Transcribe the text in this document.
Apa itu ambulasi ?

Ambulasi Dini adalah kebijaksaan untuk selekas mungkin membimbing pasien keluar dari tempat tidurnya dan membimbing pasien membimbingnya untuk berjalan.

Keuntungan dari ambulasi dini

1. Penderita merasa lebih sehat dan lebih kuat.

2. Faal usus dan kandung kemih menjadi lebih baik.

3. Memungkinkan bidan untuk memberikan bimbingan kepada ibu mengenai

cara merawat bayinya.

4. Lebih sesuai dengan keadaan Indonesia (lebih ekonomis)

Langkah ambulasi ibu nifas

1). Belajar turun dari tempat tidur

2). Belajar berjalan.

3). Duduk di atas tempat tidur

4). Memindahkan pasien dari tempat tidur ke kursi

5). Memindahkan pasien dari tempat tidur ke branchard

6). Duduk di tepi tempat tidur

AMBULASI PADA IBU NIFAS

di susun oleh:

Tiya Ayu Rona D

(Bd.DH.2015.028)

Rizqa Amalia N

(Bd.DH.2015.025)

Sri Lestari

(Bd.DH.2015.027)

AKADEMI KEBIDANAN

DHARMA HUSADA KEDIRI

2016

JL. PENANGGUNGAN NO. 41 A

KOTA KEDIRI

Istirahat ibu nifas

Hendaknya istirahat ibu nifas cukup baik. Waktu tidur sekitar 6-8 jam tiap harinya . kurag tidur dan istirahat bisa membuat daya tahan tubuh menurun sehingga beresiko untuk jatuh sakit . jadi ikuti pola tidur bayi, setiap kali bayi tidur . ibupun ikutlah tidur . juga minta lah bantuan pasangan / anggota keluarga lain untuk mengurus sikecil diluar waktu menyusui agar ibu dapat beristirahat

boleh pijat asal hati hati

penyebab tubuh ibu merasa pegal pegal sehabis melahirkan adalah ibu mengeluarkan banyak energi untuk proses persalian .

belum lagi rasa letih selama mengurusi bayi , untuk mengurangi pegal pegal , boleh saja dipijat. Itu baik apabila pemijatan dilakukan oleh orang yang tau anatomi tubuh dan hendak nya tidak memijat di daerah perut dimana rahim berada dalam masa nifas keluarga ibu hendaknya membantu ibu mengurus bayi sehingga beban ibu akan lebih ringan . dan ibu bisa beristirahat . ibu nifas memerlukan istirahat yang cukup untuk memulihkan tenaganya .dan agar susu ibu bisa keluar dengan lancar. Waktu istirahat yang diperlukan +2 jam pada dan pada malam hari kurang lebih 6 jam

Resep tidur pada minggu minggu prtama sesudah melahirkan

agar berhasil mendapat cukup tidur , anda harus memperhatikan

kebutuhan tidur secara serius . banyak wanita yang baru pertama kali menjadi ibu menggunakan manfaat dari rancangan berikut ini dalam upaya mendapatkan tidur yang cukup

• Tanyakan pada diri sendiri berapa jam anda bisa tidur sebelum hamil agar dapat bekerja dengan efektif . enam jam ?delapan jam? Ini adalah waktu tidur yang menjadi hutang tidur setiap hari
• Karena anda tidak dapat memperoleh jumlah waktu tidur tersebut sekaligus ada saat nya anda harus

▶ _INSTRUCTIONS TO FOLLOW_:
Copy whichever lines in the listing above contain the word "menjadi".

▶ _RESPONSE_:
2. Faal usus dan kandung kemih menjadi lebih baik.
kebutuhan tidur secara serius . banyak wanita yang baru pertama kali menjadi ibu menggunakan manfaat dari rancangan berikut ini dalam upaya mendapatkan tidur yang cukup
• Tanyakan pada diri sendiri berapa jam anda bisa tidur sebelum hamil agar dapat bekerja dengan efektif . enam jam ?delapan jam? Ini adalah waktu tidur yang menjadi hutang tidur setiap hari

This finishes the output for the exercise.